» **Job**:
Search the listing for "organization" and copy every line where it appears.
━━━━
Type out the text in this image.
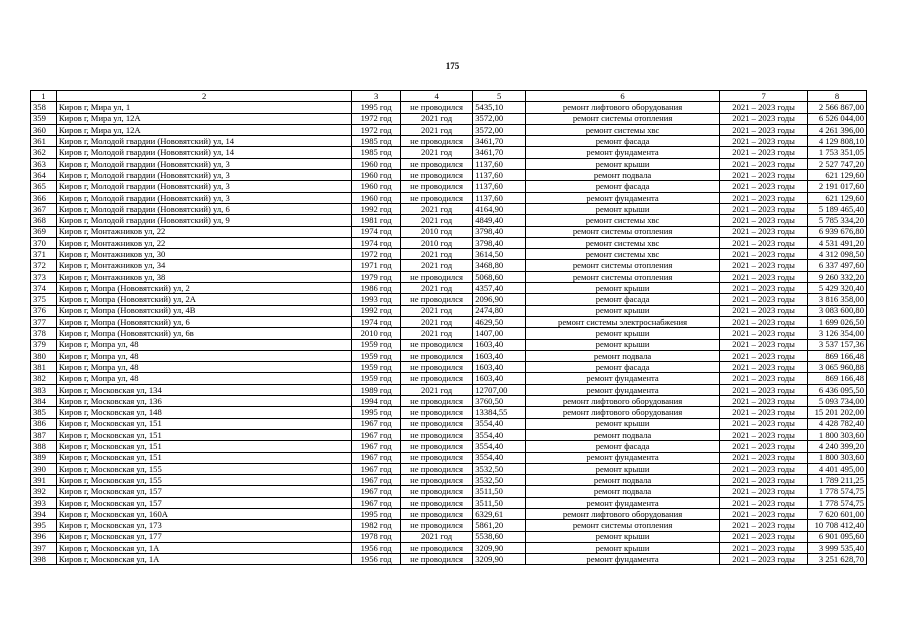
175
1	2	3	4	5	6	7	8
358	Киров г, Мира ул, 1	1995 год	не проводился	5435,10	ремонт лифтового оборудования	2021 – 2023 годы	2 566 867,00
359	Киров г, Мира ул, 12А	1972 год	2021 год	3572,00	ремонт системы отопления	2021 – 2023 годы	6 526 044,00
360	Киров г, Мира ул, 12А	1972 год	2021 год	3572,00	ремонт системы хвс	2021 – 2023 годы	4 261 396,00
361	Киров г, Молодой гвардии (Нововятский) ул, 14	1985 год	не проводился	3461,70	ремонт фасада	2021 – 2023 годы	4 129 808,10
362	Киров г, Молодой гвардии (Нововятский) ул, 14	1985 год	2021 год	3461,70	ремонт фундамента	2021 – 2023 годы	1 753 351,05
363	Киров г, Молодой гвардии (Нововятский) ул, 3	1960 год	не проводился	1137,60	ремонт крыши	2021 – 2023 годы	2 527 747,20
364	Киров г, Молодой гвардии (Нововятский) ул, 3	1960 год	не проводился	1137,60	ремонт подвала	2021 – 2023 годы	621 129,60
365	Киров г, Молодой гвардии (Нововятский) ул, 3	1960 год	не проводился	1137,60	ремонт фасада	2021 – 2023 годы	2 191 017,60
366	Киров г, Молодой гвардии (Нововятский) ул, 3	1960 год	не проводился	1137,60	ремонт фундамента	2021 – 2023 годы	621 129,60
367	Киров г, Молодой гвардии (Нововятский) ул, 6	1992 год	2021 год	4164,90	ремонт крыши	2021 – 2023 годы	5 189 465,40
368	Киров г, Молодой гвардии (Нововятский) ул, 9	1981 год	2021 год	4849,40	ремонт системы хвс	2021 – 2023 годы	5 785 334,20
369	Киров г, Монтажников ул, 22	1974 год	2010 год	3798,40	ремонт системы отопления	2021 – 2023 годы	6 939 676,80
370	Киров г, Монтажников ул, 22	1974 год	2010 год	3798,40	ремонт системы хвс	2021 – 2023 годы	4 531 491,20
371	Киров г, Монтажников ул, 30	1972 год	2021 год	3614,50	ремонт системы хвс	2021 – 2023 годы	4 312 098,50
372	Киров г, Монтажников ул, 34	1971 год	2021 год	3468,80	ремонт системы отопления	2021 – 2023 годы	6 337 497,60
373	Киров г, Монтажников ул, 38	1979 год	не проводился	5068,60	ремонт системы отопления	2021 – 2023 годы	9 260 332,20
374	Киров г, Мопра (Нововятский) ул, 2	1986 год	2021 год	4357,40	ремонт крыши	2021 – 2023 годы	5 429 320,40
375	Киров г, Мопра (Нововятский) ул, 2А	1993 год	не проводился	2096,90	ремонт фасада	2021 – 2023 годы	3 816 358,00
376	Киров г, Мопра (Нововятский) ул, 4В	1992 год	2021 год	2474,80	ремонт крыши	2021 – 2023 годы	3 083 600,80
377	Киров г, Мопра (Нововятский) ул, 6	1974 год	2021 год	4629,50	ремонт системы электроснабжения	2021 – 2023 годы	1 699 026,50
378	Киров г, Мопра (Нововятский) ул, 6в	2010 год	2021 год	1407,00	ремонт крыши	2021 – 2023 годы	3 126 354,00
379	Киров г, Мопра ул, 48	1959 год	не проводился	1603,40	ремонт крыши	2021 – 2023 годы	3 537 157,36
380	Киров г, Мопра ул, 48	1959 год	не проводился	1603,40	ремонт подвала	2021 – 2023 годы	869 166,48
381	Киров г, Мопра ул, 48	1959 год	не проводился	1603,40	ремонт фасада	2021 – 2023 годы	3 065 960,88
382	Киров г, Мопра ул, 48	1959 год	не проводился	1603,40	ремонт фундамента	2021 – 2023 годы	869 166,48
383	Киров г, Московская ул, 134	1989 год	2021 год	12707,00	ремонт фундамента	2021 – 2023 годы	6 436 095,50
384	Киров г, Московская ул, 136	1994 год	не проводился	3760,50	ремонт лифтового оборудования	2021 – 2023 годы	5 093 734,00
385	Киров г, Московская ул, 148	1995 год	не проводился	13384,55	ремонт лифтового оборудования	2021 – 2023 годы	15 201 202,00
386	Киров г, Московская ул, 151	1967 год	не проводился	3554,40	ремонт крыши	2021 – 2023 годы	4 428 782,40
387	Киров г, Московская ул, 151	1967 год	не проводился	3554,40	ремонт подвала	2021 – 2023 годы	1 800 303,60
388	Киров г, Московская ул, 151	1967 год	не проводился	3554,40	ремонт фасада	2021 – 2023 годы	4 240 399,20
389	Киров г, Московская ул, 151	1967 год	не проводился	3554,40	ремонт фундамента	2021 – 2023 годы	1 800 303,60
390	Киров г, Московская ул, 155	1967 год	не проводился	3532,50	ремонт крыши	2021 – 2023 годы	4 401 495,00
391	Киров г, Московская ул, 155	1967 год	не проводился	3532,50	ремонт подвала	2021 – 2023 годы	1 789 211,25
392	Киров г, Московская ул, 157	1967 год	не проводился	3511,50	ремонт подвала	2021 – 2023 годы	1 778 574,75
393	Киров г, Московская ул, 157	1967 год	не проводился	3511,50	ремонт фундамента	2021 – 2023 годы	1 778 574,75
394	Киров г, Московская ул, 160А	1995 год	не проводился	6329,61	ремонт лифтового оборудования	2021 – 2023 годы	7 620 601,00
395	Киров г, Московская ул, 173	1982 год	не проводился	5861,20	ремонт системы отопления	2021 – 2023 годы	10 708 412,40
396	Киров г, Московская ул, 177	1978 год	2021 год	5538,60	ремонт крыши	2021 – 2023 годы	6 901 095,60
397	Киров г, Московская ул, 1А	1956 год	не проводился	3209,90	ремонт крыши	2021 – 2023 годы	3 999 535,40
398	Киров г, Московская ул, 1А	1956 год	не проводился	3209,90	ремонт фундамента	2021 – 2023 годы	3 251 628,70
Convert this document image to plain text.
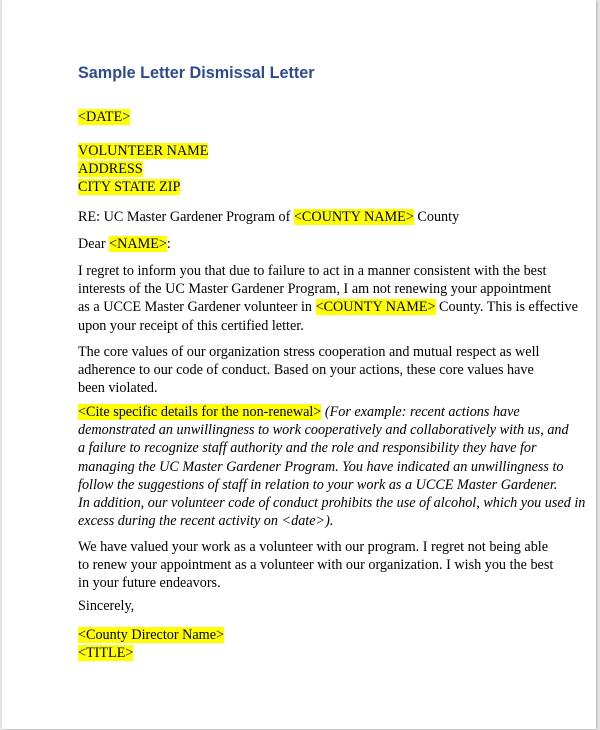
Sample Letter Dismissal Letter
<DATE>
VOLUNTEER NAME
ADDRESS
CITY STATE ZIP
RE: UC Master Gardener Program of <COUNTY NAME> County
Dear <NAME>:
I regret to inform you that due to failure to act in a manner consistent with the best
interests of the UC Master Gardener Program, I am not renewing your appointment
as a UCCE Master Gardener volunteer in <COUNTY NAME> County. This is effective
upon your receipt of this certified letter.
The core values of our organization stress cooperation and mutual respect as well
adherence to our code of conduct. Based on your actions, these core values have
been violated.
<Cite specific details for the non-renewal> (For example: recent actions have
demonstrated an unwillingness to work cooperatively and collaboratively with us, and
a failure to recognize staff authority and the role and responsibility they have for
managing the UC Master Gardener Program. You have indicated an unwillingness to
follow the suggestions of staff in relation to your work as a UCCE Master Gardener.
In addition, our volunteer code of conduct prohibits the use of alcohol, which you used in
excess during the recent activity on <date>).
We have valued your work as a volunteer with our program. I regret not being able
to renew your appointment as a volunteer with our organization. I wish you the best
in your future endeavors.
Sincerely,
<County Director Name>
<TITLE>
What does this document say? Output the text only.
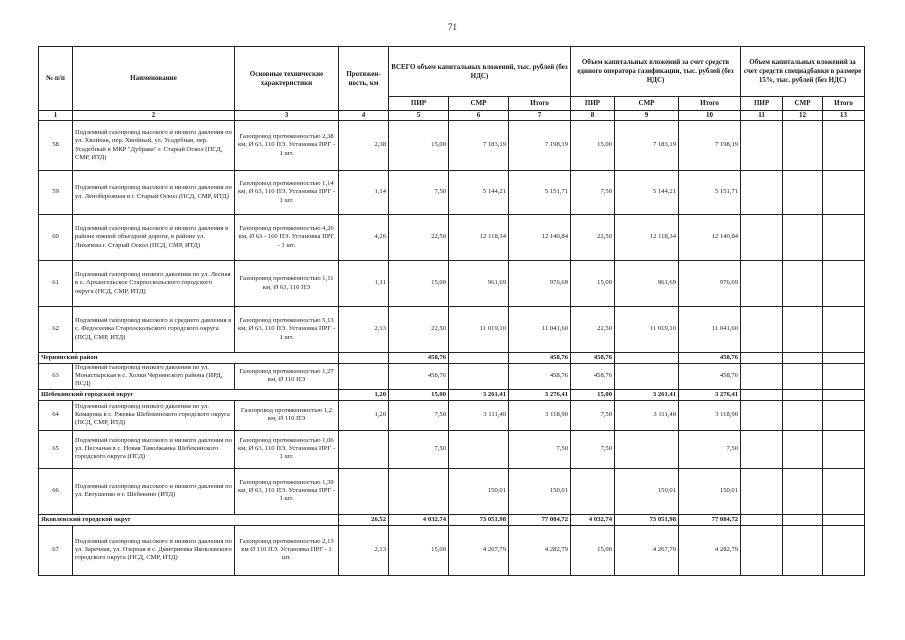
71
№ п/п	Наименование	Основные технические характеристики	Протяжен-ность, км	ВСЕГО объем капитальных вложений, тыс. рублей (без НДС)			Объем капитальных вложений за счет средств единого оператора газификации, тыс. рублей (без НДС)			Объем капитальных вложений за счет средств спецнадбавки в размере 15%, тыс. рублей (без НДС)		
				ПИР	СМР	Итого	ПИР	СМР	Итого	ПИР	СМР	Итого
1	2	3	4	5	6	7	8	9	10	11	12	13
58	Подземный газопровод высокого и низкого давления по ул. Хвойная, пер. Хвойный, ул. Усадебная, пер. Усадебный в МКР "Дубрава" г. Старый Оскол (ПСД, СМР, ИТД)	Газопровод протяженностью 2,38 км, Ø 63, 110 ПЭ. Установка ПРГ - 1 шт.	2,38	15,00	7 183,19	7 198,19	15,00	7 183,19	7 198,19			
59	Подземный газопровод высокого и низкого давления по ул. Ленобережная в г. Старый Оскол (ПСД, СМР, ИТД)	Газопровод протяженностью 1,14 км, Ø 63, 110 ПЭ. Установка ПРГ - 1 шт.	1,14	7,50	5 144,21	5 151,71	7,50	5 144,21	5 151,71			
60	Подземный газопровод высокого и низкого давления в районе южной объездной дороги, в районе ул. Лихачева г. Старый Оскол (ПСД, СМР, ИТД)	Газопровод протяженностью 4,26 км, Ø 63 - 160 ПЭ. Установка ПРГ - 1 шт.	4,26	22,50	12 118,34	12 140,84	22,50	12 118,34	12 140,84			
61	Подземный газопровод низкого давления по ул. Лесная в с. Архангельское Старооскольского городского округа (ПСД, СМР, ИТД)	Газопровод протяженностью 1,11 км, Ø 63, 110 ПЭ	1,11	15,00	961,69	976,69	15,00	961,69	976,69			
62	Подземный газопровод высокого и среднего давления в с. Федосеевка Старооскольского городского округа (ПСД, СМР, ИТД)	Газопровод протяженностью 5,13 км, Ø 63, 110 ПЭ. Установка ПРГ - 1 шт.	2,13	22,50	11 019,10	11 041,60	22,50	11 019,10	11 041,60			
Чернянский район				458,76		458,76	458,76		458,76			
63	Подземный газопровод низкого давления по ул. Монастырская в с. Холки Чернянского района (ИРД, ПСД)	Газопровод протяженностью 1,27 км, Ø 110 ПЭ		458,76		458,76	458,76		458,76			
Шебекинский городской округ			1,20	15,00	3 261,41	3 276,41	15,00	3 261,41	3 276,41			
64	Подземный газопровод низкого давления по ул. Комарова в с. Ржевка Шебекинского городского округа (ПСД, СМР, ИТД)	Газопровод протяженностью 1,2 км, Ø 110 ПЭ	1,20	7,50	3 111,40	3 118,90	7,50	3 111,40	3 118,90			
65	Подземный газопровод высокого и низкого давления по ул. Песчаная в с. Новая Таволжанка Шебекинского городского округа (ПСД)	Газопровод протяженностью 1,06 км, Ø 63, 110 ПЭ. Установка ПРГ - 1 шт.		7,50		7,50	7,50		7,50			
66	Подземный газопровод высокого и низкого давления по ул. Евтушенко в г. Шебекино (ИТД)	Газопровод протяженностью 1,39 км, Ø 63, 110 ПЭ. Установка ПРГ - 1 шт.			150,01	150,01		150,01	150,01			
Яковлевский городской округ			26,52	4 032,74	73 051,98	77 084,72	4 032,74	73 051,98	77 084,72			
67	Подземный газопровод высокого и низкого давления по ул. Заречная, ул. Озерная в с. Дмитриевка Яковлевского городского округа (ПСД, СМР, ИТД)	Газопровод протяженностью 2,13 км Ø 110 ПЭ. Установка ПРГ - 1 шт.	2,13	15,00	4 267,79	4 282,79	15,00	4 267,79	4 282,79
━━━━
» **Output of the exercise**:
The core values of our organization stress cooperation and mutual respect as well
to renew your appointment as a volunteer with our organization. I wish you the best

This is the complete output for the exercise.